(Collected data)
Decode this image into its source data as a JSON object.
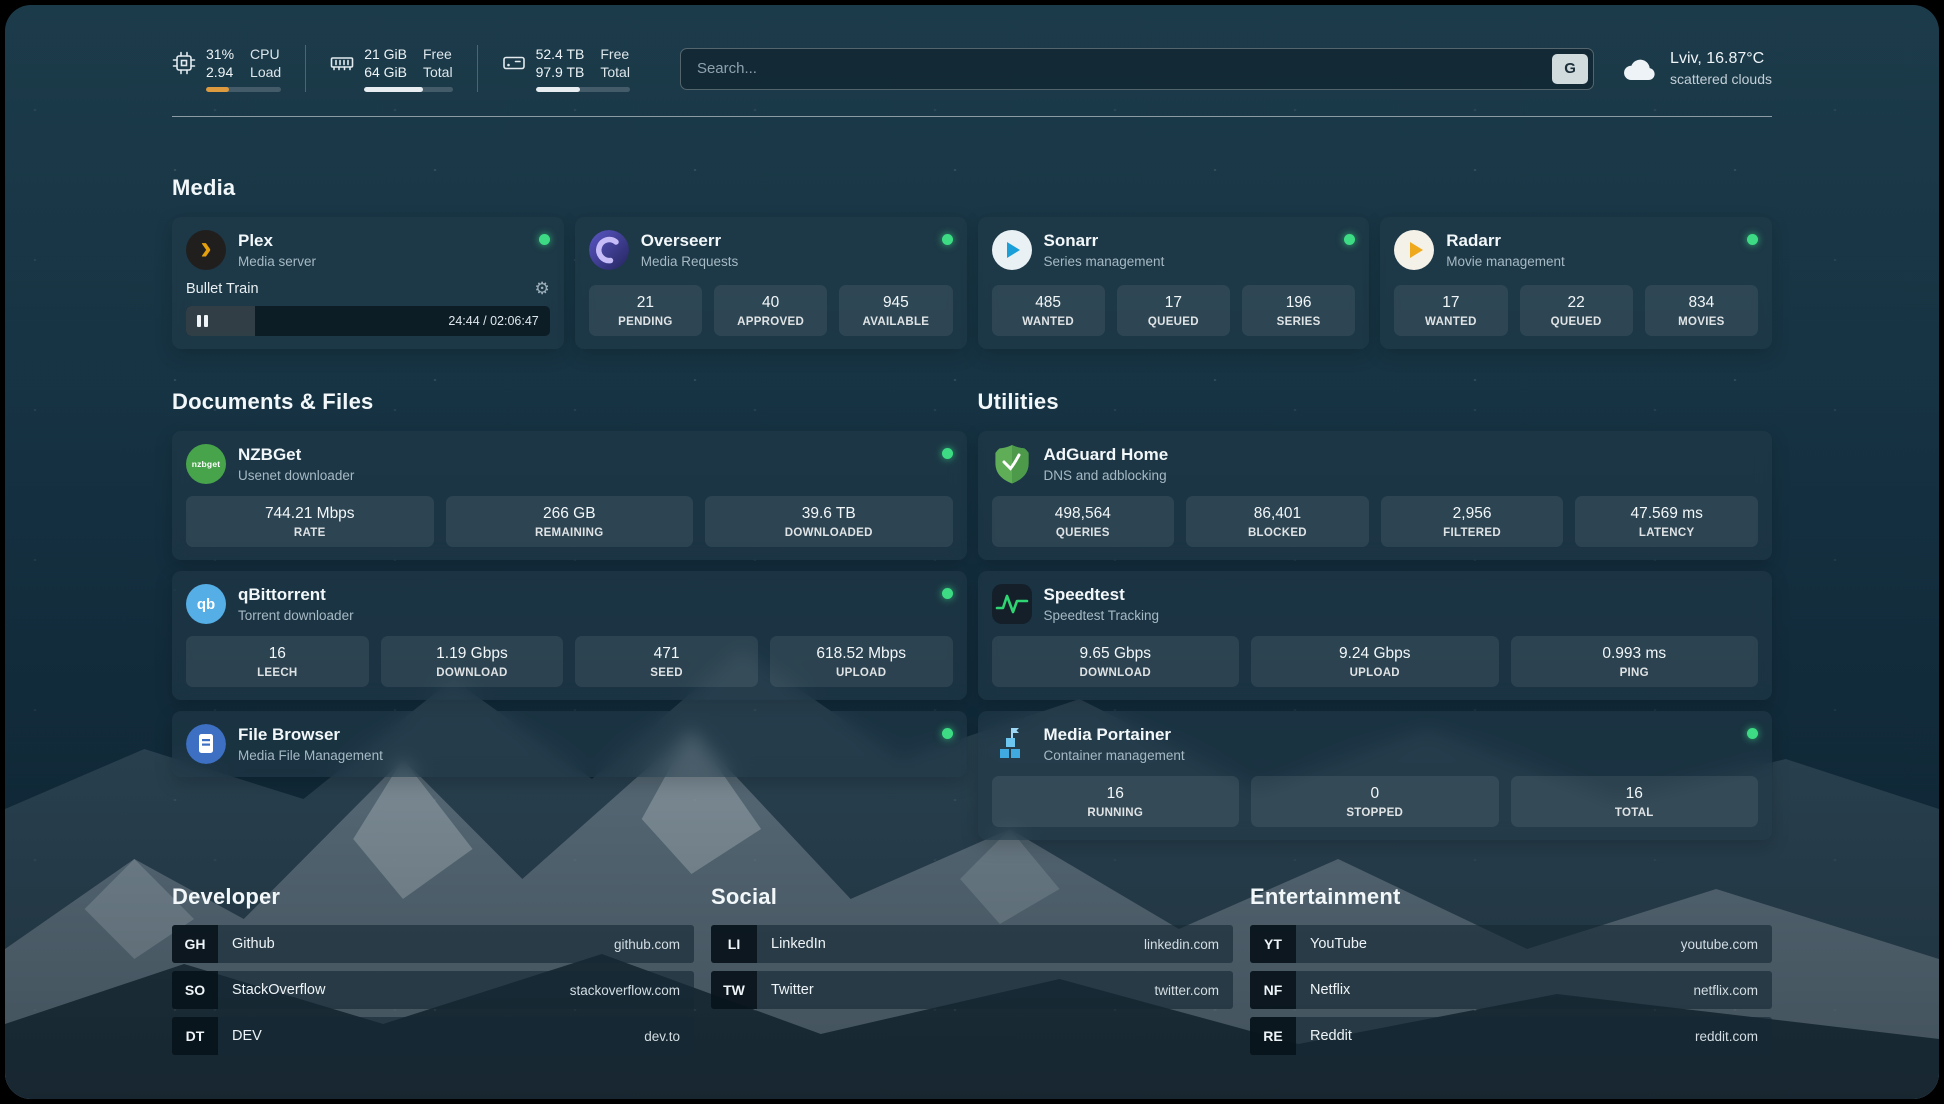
{
  "colors": {
    "status_online": "#3ddc84",
    "cpu_bar": "#dd9a3f",
    "bar_light": "#e7edf0"
  },
  "header": {
    "cpu": {
      "values": [
        "31%",
        "2.94"
      ],
      "labels": [
        "CPU",
        "Load"
      ],
      "bar_percent": 31
    },
    "memory": {
      "values": [
        "21 GiB",
        "64 GiB"
      ],
      "labels": [
        "Free",
        "Total"
      ],
      "bar_percent": 67
    },
    "disk": {
      "values": [
        "52.4 TB",
        "97.9 TB"
      ],
      "labels": [
        "Free",
        "Total"
      ],
      "bar_percent": 47
    },
    "search": {
      "placeholder": "Search...",
      "engine_button": "G"
    },
    "weather": {
      "location": "Lviv, 16.87°C",
      "condition": "scattered clouds"
    }
  },
  "sections": {
    "media": {
      "title": "Media",
      "plex": {
        "name": "Plex",
        "subtitle": "Media server",
        "online": true,
        "now_playing": {
          "title": "Bullet Train",
          "time": "24:44 / 02:06:47",
          "progress_percent": 19
        }
      },
      "overseerr": {
        "name": "Overseerr",
        "subtitle": "Media Requests",
        "online": true,
        "stats": [
          {
            "value": "21",
            "label": "PENDING"
          },
          {
            "value": "40",
            "label": "APPROVED"
          },
          {
            "value": "945",
            "label": "AVAILABLE"
          }
        ]
      },
      "sonarr": {
        "name": "Sonarr",
        "subtitle": "Series management",
        "online": true,
        "stats": [
          {
            "value": "485",
            "label": "WANTED"
          },
          {
            "value": "17",
            "label": "QUEUED"
          },
          {
            "value": "196",
            "label": "SERIES"
          }
        ]
      },
      "radarr": {
        "name": "Radarr",
        "subtitle": "Movie management",
        "online": true,
        "stats": [
          {
            "value": "17",
            "label": "WANTED"
          },
          {
            "value": "22",
            "label": "QUEUED"
          },
          {
            "value": "834",
            "label": "MOVIES"
          }
        ]
      }
    },
    "documents": {
      "title": "Documents & Files",
      "nzbget": {
        "name": "NZBGet",
        "subtitle": "Usenet downloader",
        "icon_text": "nzbget",
        "online": true,
        "stats": [
          {
            "value": "744.21 Mbps",
            "label": "RATE"
          },
          {
            "value": "266 GB",
            "label": "REMAINING"
          },
          {
            "value": "39.6 TB",
            "label": "DOWNLOADED"
          }
        ]
      },
      "qbittorrent": {
        "name": "qBittorrent",
        "subtitle": "Torrent downloader",
        "icon_text": "qb",
        "online": true,
        "stats": [
          {
            "value": "16",
            "label": "LEECH"
          },
          {
            "value": "1.19 Gbps",
            "label": "DOWNLOAD"
          },
          {
            "value": "471",
            "label": "SEED"
          },
          {
            "value": "618.52 Mbps",
            "label": "UPLOAD"
          }
        ]
      },
      "filebrowser": {
        "name": "File Browser",
        "subtitle": "Media File Management",
        "online": true
      }
    },
    "utilities": {
      "title": "Utilities",
      "adguard": {
        "name": "AdGuard Home",
        "subtitle": "DNS and adblocking",
        "stats": [
          {
            "value": "498,564",
            "label": "QUERIES"
          },
          {
            "value": "86,401",
            "label": "BLOCKED"
          },
          {
            "value": "2,956",
            "label": "FILTERED"
          },
          {
            "value": "47.569 ms",
            "label": "LATENCY"
          }
        ]
      },
      "speedtest": {
        "name": "Speedtest",
        "subtitle": "Speedtest Tracking",
        "stats": [
          {
            "value": "9.65 Gbps",
            "label": "DOWNLOAD"
          },
          {
            "value": "9.24 Gbps",
            "label": "UPLOAD"
          },
          {
            "value": "0.993 ms",
            "label": "PING"
          }
        ]
      },
      "portainer": {
        "name": "Media Portainer",
        "subtitle": "Container management",
        "online": true,
        "stats": [
          {
            "value": "16",
            "label": "RUNNING"
          },
          {
            "value": "0",
            "label": "STOPPED"
          },
          {
            "value": "16",
            "label": "TOTAL"
          }
        ]
      }
    },
    "bookmarks": {
      "developer": {
        "title": "Developer",
        "items": [
          {
            "abbr": "GH",
            "name": "Github",
            "url": "github.com"
          },
          {
            "abbr": "SO",
            "name": "StackOverflow",
            "url": "stackoverflow.com"
          },
          {
            "abbr": "DT",
            "name": "DEV",
            "url": "dev.to"
          }
        ]
      },
      "social": {
        "title": "Social",
        "items": [
          {
            "abbr": "LI",
            "name": "LinkedIn",
            "url": "linkedin.com"
          },
          {
            "abbr": "TW",
            "name": "Twitter",
            "url": "twitter.com"
          }
        ]
      },
      "entertainment": {
        "title": "Entertainment",
        "items": [
          {
            "abbr": "YT",
            "name": "YouTube",
            "url": "youtube.com"
          },
          {
            "abbr": "NF",
            "name": "Netflix",
            "url": "netflix.com"
          },
          {
            "abbr": "RE",
            "name": "Reddit",
            "url": "reddit.com"
          }
        ]
      }
    }
  }
}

### Exercise brief
Except for the pictures, print the data above exactly.

### Answer in full
Decode this image into its source data as a JSON object.
{
  "colors": {
    "status_online": "#3ddc84",
    "cpu_bar": "#dd9a3f",
    "bar_light": "#e7edf0"
  },
  "header": {
    "cpu": {
      "values": [
        "31%",
        "2.94"
      ],
      "labels": [
        "CPU",
        "Load"
      ],
      "bar_percent": 31
    },
    "memory": {
      "values": [
        "21 GiB",
        "64 GiB"
      ],
      "labels": [
        "Free",
        "Total"
      ],
      "bar_percent": 67
    },
    "disk": {
      "values": [
        "52.4 TB",
        "97.9 TB"
      ],
      "labels": [
        "Free",
        "Total"
      ],
      "bar_percent": 47
    },
    "search": {
      "placeholder": "Search...",
      "engine_button": "G"
    },
    "weather": {
      "location": "Lviv, 16.87°C",
      "condition": "scattered clouds"
    }
  },
  "sections": {
    "media": {
      "title": "Media",
      "plex": {
        "name": "Plex",
        "subtitle": "Media server",
        "online": true,
        "now_playing": {
          "title": "Bullet Train",
          "time": "24:44 / 02:06:47",
          "progress_percent": 19
        }
      },
      "overseerr": {
        "name": "Overseerr",
        "subtitle": "Media Requests",
        "online": true,
        "stats": [
          {
            "value": "21",
            "label": "PENDING"
          },
          {
            "value": "40",
            "label": "APPROVED"
          },
          {
            "value": "945",
            "label": "AVAILABLE"
          }
        ]
      },
      "sonarr": {
        "name": "Sonarr",
        "subtitle": "Series management",
        "online": true,
        "stats": [
          {
            "value": "485",
            "label": "WANTED"
          },
          {
            "value": "17",
            "label": "QUEUED"
          },
          {
            "value": "196",
            "label": "SERIES"
          }
        ]
      },
      "radarr": {
        "name": "Radarr",
        "subtitle": "Movie management",
        "online": true,
        "stats": [
          {
            "value": "17",
            "label": "WANTED"
          },
          {
            "value": "22",
            "label": "QUEUED"
          },
          {
            "value": "834",
            "label": "MOVIES"
          }
        ]
      }
    },
    "documents": {
      "title": "Documents & Files",
      "nzbget": {
        "name": "NZBGet",
        "subtitle": "Usenet downloader",
        "icon_text": "nzbget",
        "online": true,
        "stats": [
          {
            "value": "744.21 Mbps",
            "label": "RATE"
          },
          {
            "value": "266 GB",
            "label": "REMAINING"
          },
          {
            "value": "39.6 TB",
            "label": "DOWNLOADED"
          }
        ]
      },
      "qbittorrent": {
        "name": "qBittorrent",
        "subtitle": "Torrent downloader",
        "icon_text": "qb",
        "online": true,
        "stats": [
          {
            "value": "16",
            "label": "LEECH"
          },
          {
            "value": "1.19 Gbps",
            "label": "DOWNLOAD"
          },
          {
            "value": "471",
            "label": "SEED"
          },
          {
            "value": "618.52 Mbps",
            "label": "UPLOAD"
          }
        ]
      },
      "filebrowser": {
        "name": "File Browser",
        "subtitle": "Media File Management",
        "online": true
      }
    },
    "utilities": {
      "title": "Utilities",
      "adguard": {
        "name": "AdGuard Home",
        "subtitle": "DNS and adblocking",
        "stats": [
          {
            "value": "498,564",
            "label": "QUERIES"
          },
          {
            "value": "86,401",
            "label": "BLOCKED"
          },
          {
            "value": "2,956",
            "label": "FILTERED"
          },
          {
            "value": "47.569 ms",
            "label": "LATENCY"
          }
        ]
      },
      "speedtest": {
        "name": "Speedtest",
        "subtitle": "Speedtest Tracking",
        "stats": [
          {
            "value": "9.65 Gbps",
            "label": "DOWNLOAD"
          },
          {
            "value": "9.24 Gbps",
            "label": "UPLOAD"
          },
          {
            "value": "0.993 ms",
            "label": "PING"
          }
        ]
      },
      "portainer": {
        "name": "Media Portainer",
        "subtitle": "Container management",
        "online": true,
        "stats": [
          {
            "value": "16",
            "label": "RUNNING"
          },
          {
            "value": "0",
            "label": "STOPPED"
          },
          {
            "value": "16",
            "label": "TOTAL"
          }
        ]
      }
    },
    "bookmarks": {
      "developer": {
        "title": "Developer",
        "items": [
          {
            "abbr": "GH",
            "name": "Github",
            "url": "github.com"
          },
          {
            "abbr": "SO",
            "name": "StackOverflow",
            "url": "stackoverflow.com"
          },
          {
            "abbr": "DT",
            "name": "DEV",
            "url": "dev.to"
          }
        ]
      },
      "social": {
        "title": "Social",
        "items": [
          {
            "abbr": "LI",
            "name": "LinkedIn",
            "url": "linkedin.com"
          },
          {
            "abbr": "TW",
            "name": "Twitter",
            "url": "twitter.com"
          }
        ]
      },
      "entertainment": {
        "title": "Entertainment",
        "items": [
          {
            "abbr": "YT",
            "name": "YouTube",
            "url": "youtube.com"
          },
          {
            "abbr": "NF",
            "name": "Netflix",
            "url": "netflix.com"
          },
          {
            "abbr": "RE",
            "name": "Reddit",
            "url": "reddit.com"
          }
        ]
      }
    }
  }
}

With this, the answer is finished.